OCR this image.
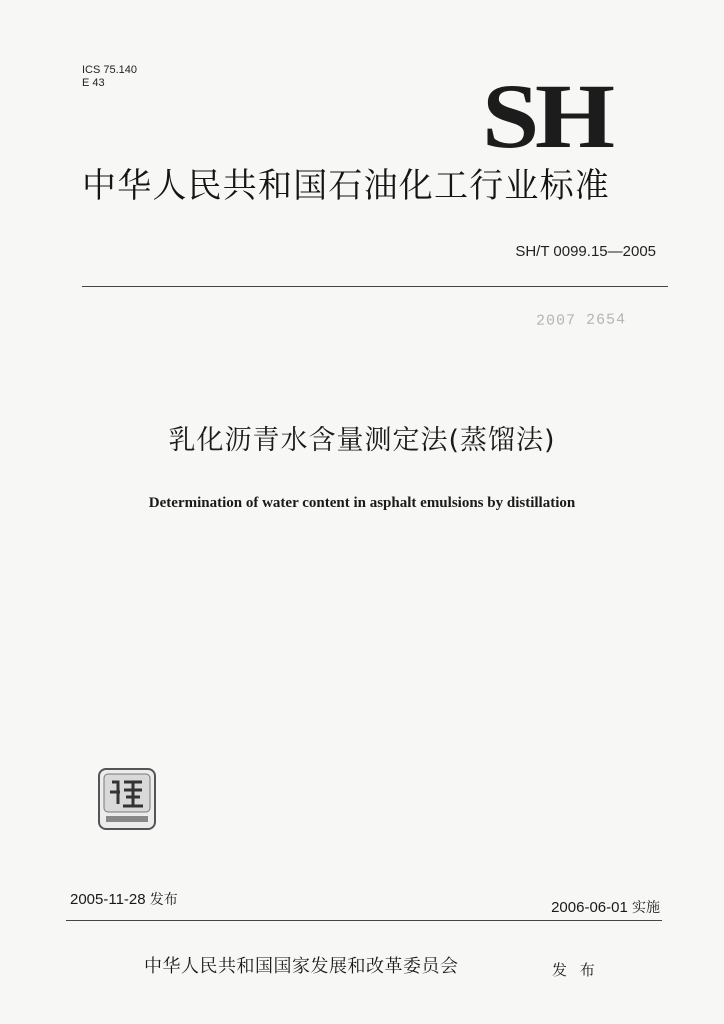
ICS 75.140
E 43	SH
中华人民共和国石油化工行业标准
SH/T 0099.15—2005
2007 2654
乳化沥青水含量测定法(蒸馏法)
Determination of water content in asphalt emulsions by distillation
2005-11-28 发布	2006-06-01 实施
中华人民共和国国家发展和改革委员会	发 布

******

> [EXERCISE]
Copy every entry word for word, but omit the pictures.

> [IN RESPONSE]
OCR this image.
ICS 75.140
E 43	SH
中华人民共和国石油化工行业标准
SH/T 0099.15—2005
2007 2654
乳化沥青水含量测定法(蒸馏法)
Determination of water content in asphalt emulsions by distillation
2005-11-28 发布	2006-06-01 实施
中华人民共和国国家发展和改革委员会	发 布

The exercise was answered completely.